Short exercise
Return each line of the listing below, unchanged, and omit the images.

Dataset rows about figures:
- - - -
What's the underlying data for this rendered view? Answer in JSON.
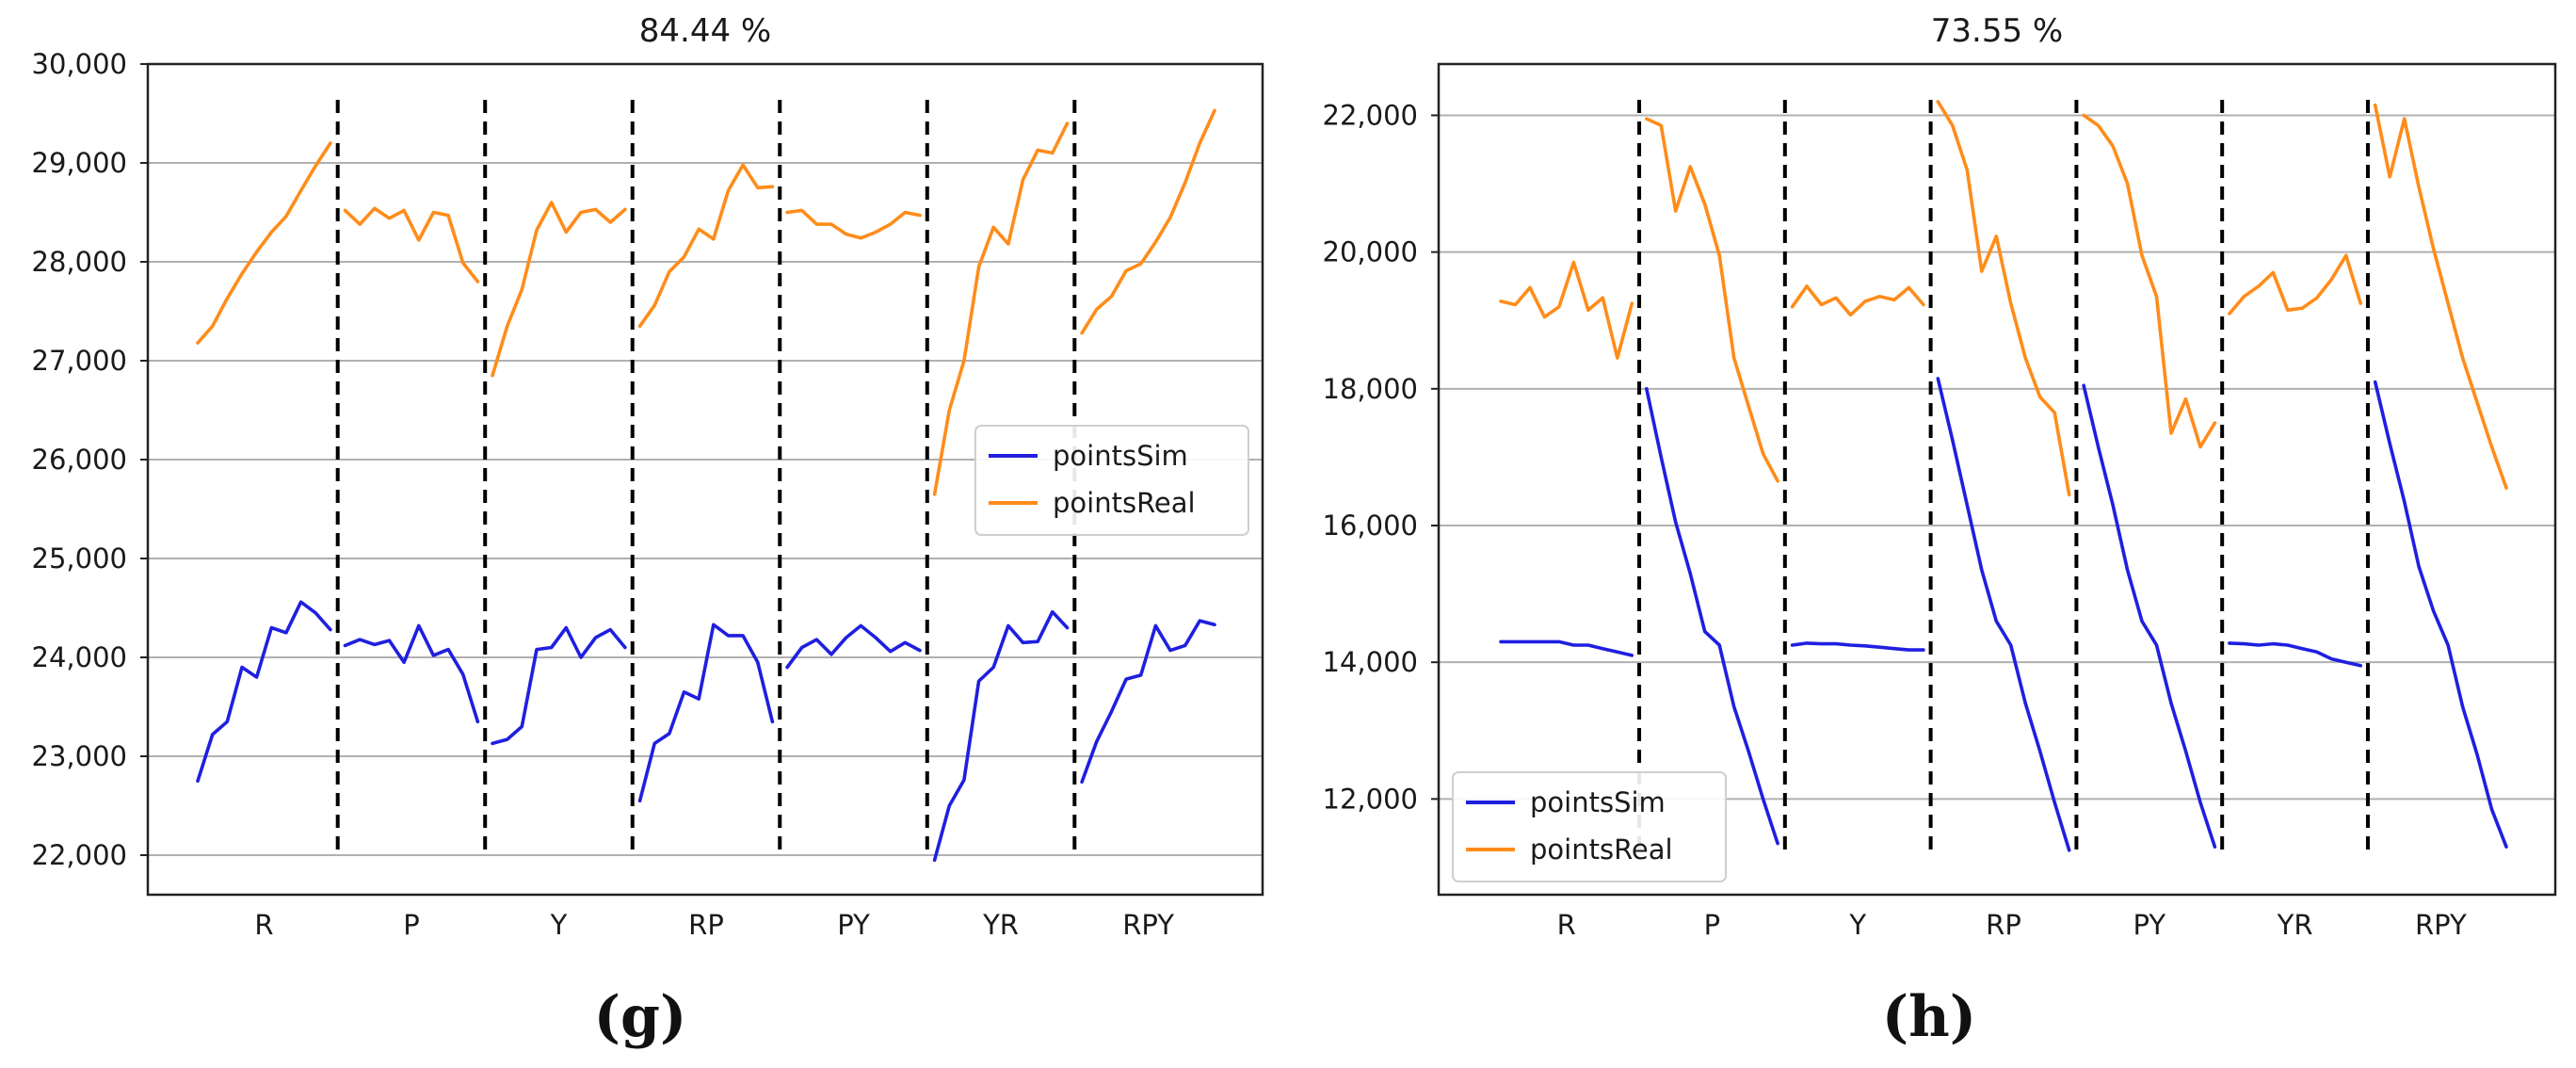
{
  "chart_data": [
    {
      "type": "line",
      "title": "84.44 %",
      "caption": "(g)",
      "ylim": [
        21600,
        30000
      ],
      "yticks": [
        22000,
        23000,
        24000,
        25000,
        26000,
        27000,
        28000,
        29000,
        30000
      ],
      "ytick_labels": [
        "22,000",
        "23,000",
        "24,000",
        "25,000",
        "26,000",
        "27,000",
        "28,000",
        "29,000",
        "30,000"
      ],
      "grid": "horizontal",
      "categories": [
        "R",
        "P",
        "Y",
        "RP",
        "PY",
        "YR",
        "RPY"
      ],
      "legend_position": "center-right",
      "series": [
        {
          "name": "pointsSim",
          "color": "#1f1fe0",
          "segments": [
            [
              22750,
              23220,
              23350,
              23900,
              23800,
              24300,
              24250,
              24560,
              24450,
              24280
            ],
            [
              24120,
              24180,
              24130,
              24170,
              23950,
              24320,
              24020,
              24080,
              23830,
              23350
            ],
            [
              23130,
              23170,
              23300,
              24080,
              24100,
              24300,
              24000,
              24200,
              24280,
              24100
            ],
            [
              22550,
              23130,
              23230,
              23650,
              23580,
              24330,
              24220,
              24220,
              23950,
              23350
            ],
            [
              23900,
              24100,
              24180,
              24030,
              24200,
              24320,
              24200,
              24060,
              24150,
              24070
            ],
            [
              21950,
              22500,
              22760,
              23760,
              23900,
              24320,
              24150,
              24160,
              24460,
              24300
            ],
            [
              22740,
              23150,
              23450,
              23780,
              23820,
              24320,
              24070,
              24120,
              24370,
              24330
            ]
          ]
        },
        {
          "name": "pointsReal",
          "color": "#ff8c1a",
          "segments": [
            [
              27180,
              27350,
              27630,
              27880,
              28100,
              28300,
              28460,
              28720,
              28970,
              29200
            ],
            [
              28520,
              28380,
              28540,
              28440,
              28520,
              28220,
              28500,
              28470,
              27990,
              27800
            ],
            [
              26850,
              27350,
              27720,
              28320,
              28600,
              28300,
              28500,
              28530,
              28400,
              28530
            ],
            [
              27350,
              27560,
              27900,
              28050,
              28330,
              28230,
              28720,
              28980,
              28750,
              28760
            ],
            [
              28500,
              28520,
              28380,
              28380,
              28280,
              28240,
              28300,
              28380,
              28500,
              28470
            ],
            [
              25650,
              26500,
              27000,
              27950,
              28350,
              28180,
              28830,
              29130,
              29100,
              29400
            ],
            [
              27280,
              27520,
              27650,
              27910,
              27980,
              28200,
              28450,
              28800,
              29200,
              29530
            ]
          ]
        }
      ]
    },
    {
      "type": "line",
      "title": "73.55 %",
      "caption": "(h)",
      "ylim": [
        10600,
        22750
      ],
      "yticks": [
        12000,
        14000,
        16000,
        18000,
        20000,
        22000
      ],
      "ytick_labels": [
        "12,000",
        "14,000",
        "16,000",
        "18,000",
        "20,000",
        "22,000"
      ],
      "grid": "horizontal",
      "categories": [
        "R",
        "P",
        "Y",
        "RP",
        "PY",
        "YR",
        "RPY"
      ],
      "legend_position": "lower-left",
      "series": [
        {
          "name": "pointsSim",
          "color": "#1f1fe0",
          "segments": [
            [
              14300,
              14300,
              14300,
              14300,
              14300,
              14250,
              14250,
              14200,
              14150,
              14100
            ],
            [
              18000,
              17000,
              16050,
              15300,
              14450,
              14250,
              13350,
              12700,
              12000,
              11350
            ],
            [
              14250,
              14280,
              14270,
              14270,
              14250,
              14240,
              14220,
              14200,
              14180,
              14180
            ],
            [
              18150,
              17250,
              16300,
              15350,
              14600,
              14250,
              13400,
              12700,
              11950,
              11250
            ],
            [
              18050,
              17150,
              16300,
              15350,
              14600,
              14250,
              13400,
              12700,
              11950,
              11300
            ],
            [
              14280,
              14270,
              14250,
              14270,
              14250,
              14200,
              14150,
              14050,
              14000,
              13950
            ],
            [
              18100,
              17200,
              16350,
              15400,
              14750,
              14250,
              13350,
              12650,
              11850,
              11300
            ]
          ]
        },
        {
          "name": "pointsReal",
          "color": "#ff8c1a",
          "segments": [
            [
              19280,
              19230,
              19480,
              19050,
              19200,
              19850,
              19150,
              19330,
              18450,
              19250
            ],
            [
              21950,
              21850,
              20600,
              21250,
              20700,
              19950,
              18450,
              17750,
              17050,
              16650
            ],
            [
              19200,
              19500,
              19230,
              19330,
              19080,
              19280,
              19350,
              19300,
              19480,
              19230
            ],
            [
              22200,
              21850,
              21200,
              19720,
              20230,
              19250,
              18450,
              17880,
              17650,
              16450
            ],
            [
              22000,
              21850,
              21550,
              21000,
              19950,
              19350,
              17350,
              17850,
              17150,
              17500
            ],
            [
              19100,
              19350,
              19500,
              19700,
              19150,
              19180,
              19330,
              19600,
              19950,
              19250
            ],
            [
              22150,
              21100,
              21950,
              20950,
              20050,
              19250,
              18450,
              17800,
              17150,
              16550
            ]
          ]
        }
      ]
    }
  ]
}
- - - -
Written response
What's the underlying data for this rendered view? Answer in JSON.
{
  "chart_data": [
    {
      "type": "line",
      "title": "84.44 %",
      "caption": "(g)",
      "ylim": [
        21600,
        30000
      ],
      "yticks": [
        22000,
        23000,
        24000,
        25000,
        26000,
        27000,
        28000,
        29000,
        30000
      ],
      "ytick_labels": [
        "22,000",
        "23,000",
        "24,000",
        "25,000",
        "26,000",
        "27,000",
        "28,000",
        "29,000",
        "30,000"
      ],
      "grid": "horizontal",
      "categories": [
        "R",
        "P",
        "Y",
        "RP",
        "PY",
        "YR",
        "RPY"
      ],
      "legend_position": "center-right",
      "series": [
        {
          "name": "pointsSim",
          "color": "#1f1fe0",
          "segments": [
            [
              22750,
              23220,
              23350,
              23900,
              23800,
              24300,
              24250,
              24560,
              24450,
              24280
            ],
            [
              24120,
              24180,
              24130,
              24170,
              23950,
              24320,
              24020,
              24080,
              23830,
              23350
            ],
            [
              23130,
              23170,
              23300,
              24080,
              24100,
              24300,
              24000,
              24200,
              24280,
              24100
            ],
            [
              22550,
              23130,
              23230,
              23650,
              23580,
              24330,
              24220,
              24220,
              23950,
              23350
            ],
            [
              23900,
              24100,
              24180,
              24030,
              24200,
              24320,
              24200,
              24060,
              24150,
              24070
            ],
            [
              21950,
              22500,
              22760,
              23760,
              23900,
              24320,
              24150,
              24160,
              24460,
              24300
            ],
            [
              22740,
              23150,
              23450,
              23780,
              23820,
              24320,
              24070,
              24120,
              24370,
              24330
            ]
          ]
        },
        {
          "name": "pointsReal",
          "color": "#ff8c1a",
          "segments": [
            [
              27180,
              27350,
              27630,
              27880,
              28100,
              28300,
              28460,
              28720,
              28970,
              29200
            ],
            [
              28520,
              28380,
              28540,
              28440,
              28520,
              28220,
              28500,
              28470,
              27990,
              27800
            ],
            [
              26850,
              27350,
              27720,
              28320,
              28600,
              28300,
              28500,
              28530,
              28400,
              28530
            ],
            [
              27350,
              27560,
              27900,
              28050,
              28330,
              28230,
              28720,
              28980,
              28750,
              28760
            ],
            [
              28500,
              28520,
              28380,
              28380,
              28280,
              28240,
              28300,
              28380,
              28500,
              28470
            ],
            [
              25650,
              26500,
              27000,
              27950,
              28350,
              28180,
              28830,
              29130,
              29100,
              29400
            ],
            [
              27280,
              27520,
              27650,
              27910,
              27980,
              28200,
              28450,
              28800,
              29200,
              29530
            ]
          ]
        }
      ]
    },
    {
      "type": "line",
      "title": "73.55 %",
      "caption": "(h)",
      "ylim": [
        10600,
        22750
      ],
      "yticks": [
        12000,
        14000,
        16000,
        18000,
        20000,
        22000
      ],
      "ytick_labels": [
        "12,000",
        "14,000",
        "16,000",
        "18,000",
        "20,000",
        "22,000"
      ],
      "grid": "horizontal",
      "categories": [
        "R",
        "P",
        "Y",
        "RP",
        "PY",
        "YR",
        "RPY"
      ],
      "legend_position": "lower-left",
      "series": [
        {
          "name": "pointsSim",
          "color": "#1f1fe0",
          "segments": [
            [
              14300,
              14300,
              14300,
              14300,
              14300,
              14250,
              14250,
              14200,
              14150,
              14100
            ],
            [
              18000,
              17000,
              16050,
              15300,
              14450,
              14250,
              13350,
              12700,
              12000,
              11350
            ],
            [
              14250,
              14280,
              14270,
              14270,
              14250,
              14240,
              14220,
              14200,
              14180,
              14180
            ],
            [
              18150,
              17250,
              16300,
              15350,
              14600,
              14250,
              13400,
              12700,
              11950,
              11250
            ],
            [
              18050,
              17150,
              16300,
              15350,
              14600,
              14250,
              13400,
              12700,
              11950,
              11300
            ],
            [
              14280,
              14270,
              14250,
              14270,
              14250,
              14200,
              14150,
              14050,
              14000,
              13950
            ],
            [
              18100,
              17200,
              16350,
              15400,
              14750,
              14250,
              13350,
              12650,
              11850,
              11300
            ]
          ]
        },
        {
          "name": "pointsReal",
          "color": "#ff8c1a",
          "segments": [
            [
              19280,
              19230,
              19480,
              19050,
              19200,
              19850,
              19150,
              19330,
              18450,
              19250
            ],
            [
              21950,
              21850,
              20600,
              21250,
              20700,
              19950,
              18450,
              17750,
              17050,
              16650
            ],
            [
              19200,
              19500,
              19230,
              19330,
              19080,
              19280,
              19350,
              19300,
              19480,
              19230
            ],
            [
              22200,
              21850,
              21200,
              19720,
              20230,
              19250,
              18450,
              17880,
              17650,
              16450
            ],
            [
              22000,
              21850,
              21550,
              21000,
              19950,
              19350,
              17350,
              17850,
              17150,
              17500
            ],
            [
              19100,
              19350,
              19500,
              19700,
              19150,
              19180,
              19330,
              19600,
              19950,
              19250
            ],
            [
              22150,
              21100,
              21950,
              20950,
              20050,
              19250,
              18450,
              17800,
              17150,
              16550
            ]
          ]
        }
      ]
    }
  ]
}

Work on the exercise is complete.